What is needed is a single figure: how many lines of the records below contain the word "attenuated".

═════ INFORMATION SUPPLIED ═════

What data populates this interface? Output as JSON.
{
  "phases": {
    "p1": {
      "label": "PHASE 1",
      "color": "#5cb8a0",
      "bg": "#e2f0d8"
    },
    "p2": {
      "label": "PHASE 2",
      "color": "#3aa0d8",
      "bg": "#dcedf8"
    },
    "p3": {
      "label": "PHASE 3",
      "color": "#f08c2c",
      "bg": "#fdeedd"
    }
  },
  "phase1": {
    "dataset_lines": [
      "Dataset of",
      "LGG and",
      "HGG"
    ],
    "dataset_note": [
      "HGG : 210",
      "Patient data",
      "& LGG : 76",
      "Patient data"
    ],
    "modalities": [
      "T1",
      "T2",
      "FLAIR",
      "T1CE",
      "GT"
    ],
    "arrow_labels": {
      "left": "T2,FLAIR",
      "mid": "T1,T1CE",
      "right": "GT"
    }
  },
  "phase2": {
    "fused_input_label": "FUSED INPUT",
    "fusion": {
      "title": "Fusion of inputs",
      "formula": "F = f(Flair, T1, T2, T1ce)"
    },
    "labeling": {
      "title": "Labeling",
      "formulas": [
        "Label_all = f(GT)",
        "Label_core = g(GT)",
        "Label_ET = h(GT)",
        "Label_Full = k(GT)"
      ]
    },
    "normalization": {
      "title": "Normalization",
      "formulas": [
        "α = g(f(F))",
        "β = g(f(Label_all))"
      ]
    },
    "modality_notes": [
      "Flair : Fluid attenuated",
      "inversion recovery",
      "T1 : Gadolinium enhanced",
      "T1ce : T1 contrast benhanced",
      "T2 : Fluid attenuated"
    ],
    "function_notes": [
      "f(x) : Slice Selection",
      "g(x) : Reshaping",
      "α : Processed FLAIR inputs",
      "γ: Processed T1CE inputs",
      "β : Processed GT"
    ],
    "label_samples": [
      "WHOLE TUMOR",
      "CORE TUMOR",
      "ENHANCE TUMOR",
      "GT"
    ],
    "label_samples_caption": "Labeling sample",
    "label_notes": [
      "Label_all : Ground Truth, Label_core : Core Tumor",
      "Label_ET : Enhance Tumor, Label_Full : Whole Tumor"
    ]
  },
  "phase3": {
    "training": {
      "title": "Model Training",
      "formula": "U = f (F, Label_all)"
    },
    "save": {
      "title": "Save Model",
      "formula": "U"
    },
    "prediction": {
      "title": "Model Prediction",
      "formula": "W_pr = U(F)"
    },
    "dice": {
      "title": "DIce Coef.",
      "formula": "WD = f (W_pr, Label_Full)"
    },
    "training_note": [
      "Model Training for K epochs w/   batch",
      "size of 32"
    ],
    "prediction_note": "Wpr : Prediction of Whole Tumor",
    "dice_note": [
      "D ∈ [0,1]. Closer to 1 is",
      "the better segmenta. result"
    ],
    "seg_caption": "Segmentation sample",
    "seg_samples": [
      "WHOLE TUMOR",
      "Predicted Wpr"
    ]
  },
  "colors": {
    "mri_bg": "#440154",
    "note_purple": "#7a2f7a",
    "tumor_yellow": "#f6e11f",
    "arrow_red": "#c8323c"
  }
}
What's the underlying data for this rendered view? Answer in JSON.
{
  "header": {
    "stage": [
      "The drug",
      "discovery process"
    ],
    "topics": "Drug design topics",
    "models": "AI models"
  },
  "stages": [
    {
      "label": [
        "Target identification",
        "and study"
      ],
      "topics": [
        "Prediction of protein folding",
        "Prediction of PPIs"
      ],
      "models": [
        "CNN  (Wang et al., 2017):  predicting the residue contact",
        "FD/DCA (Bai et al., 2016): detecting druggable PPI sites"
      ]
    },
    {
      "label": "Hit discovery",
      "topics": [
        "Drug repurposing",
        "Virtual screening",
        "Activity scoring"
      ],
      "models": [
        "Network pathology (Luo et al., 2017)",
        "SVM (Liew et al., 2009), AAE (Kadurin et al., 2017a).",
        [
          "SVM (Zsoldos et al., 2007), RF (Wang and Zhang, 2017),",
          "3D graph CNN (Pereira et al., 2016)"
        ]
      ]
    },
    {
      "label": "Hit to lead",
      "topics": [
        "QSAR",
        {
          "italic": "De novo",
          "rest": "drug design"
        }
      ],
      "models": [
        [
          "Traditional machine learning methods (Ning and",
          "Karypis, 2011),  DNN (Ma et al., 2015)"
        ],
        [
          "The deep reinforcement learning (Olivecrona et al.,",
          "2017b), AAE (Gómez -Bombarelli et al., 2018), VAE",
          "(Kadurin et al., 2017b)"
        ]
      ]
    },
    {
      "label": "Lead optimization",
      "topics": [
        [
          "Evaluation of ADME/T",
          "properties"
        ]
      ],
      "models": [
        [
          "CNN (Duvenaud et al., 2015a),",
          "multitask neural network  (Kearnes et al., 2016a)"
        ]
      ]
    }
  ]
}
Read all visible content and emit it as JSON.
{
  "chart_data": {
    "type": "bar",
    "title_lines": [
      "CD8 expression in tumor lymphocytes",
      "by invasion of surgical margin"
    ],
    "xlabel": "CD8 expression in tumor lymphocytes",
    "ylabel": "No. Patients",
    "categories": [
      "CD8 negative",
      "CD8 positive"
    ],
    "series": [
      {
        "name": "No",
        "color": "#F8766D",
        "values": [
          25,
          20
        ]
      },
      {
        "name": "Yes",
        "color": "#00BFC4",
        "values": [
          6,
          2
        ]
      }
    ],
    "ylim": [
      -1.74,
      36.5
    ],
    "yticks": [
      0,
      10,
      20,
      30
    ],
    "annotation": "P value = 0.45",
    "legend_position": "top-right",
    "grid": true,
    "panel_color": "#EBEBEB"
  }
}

═════

TASK RESPONSE —
2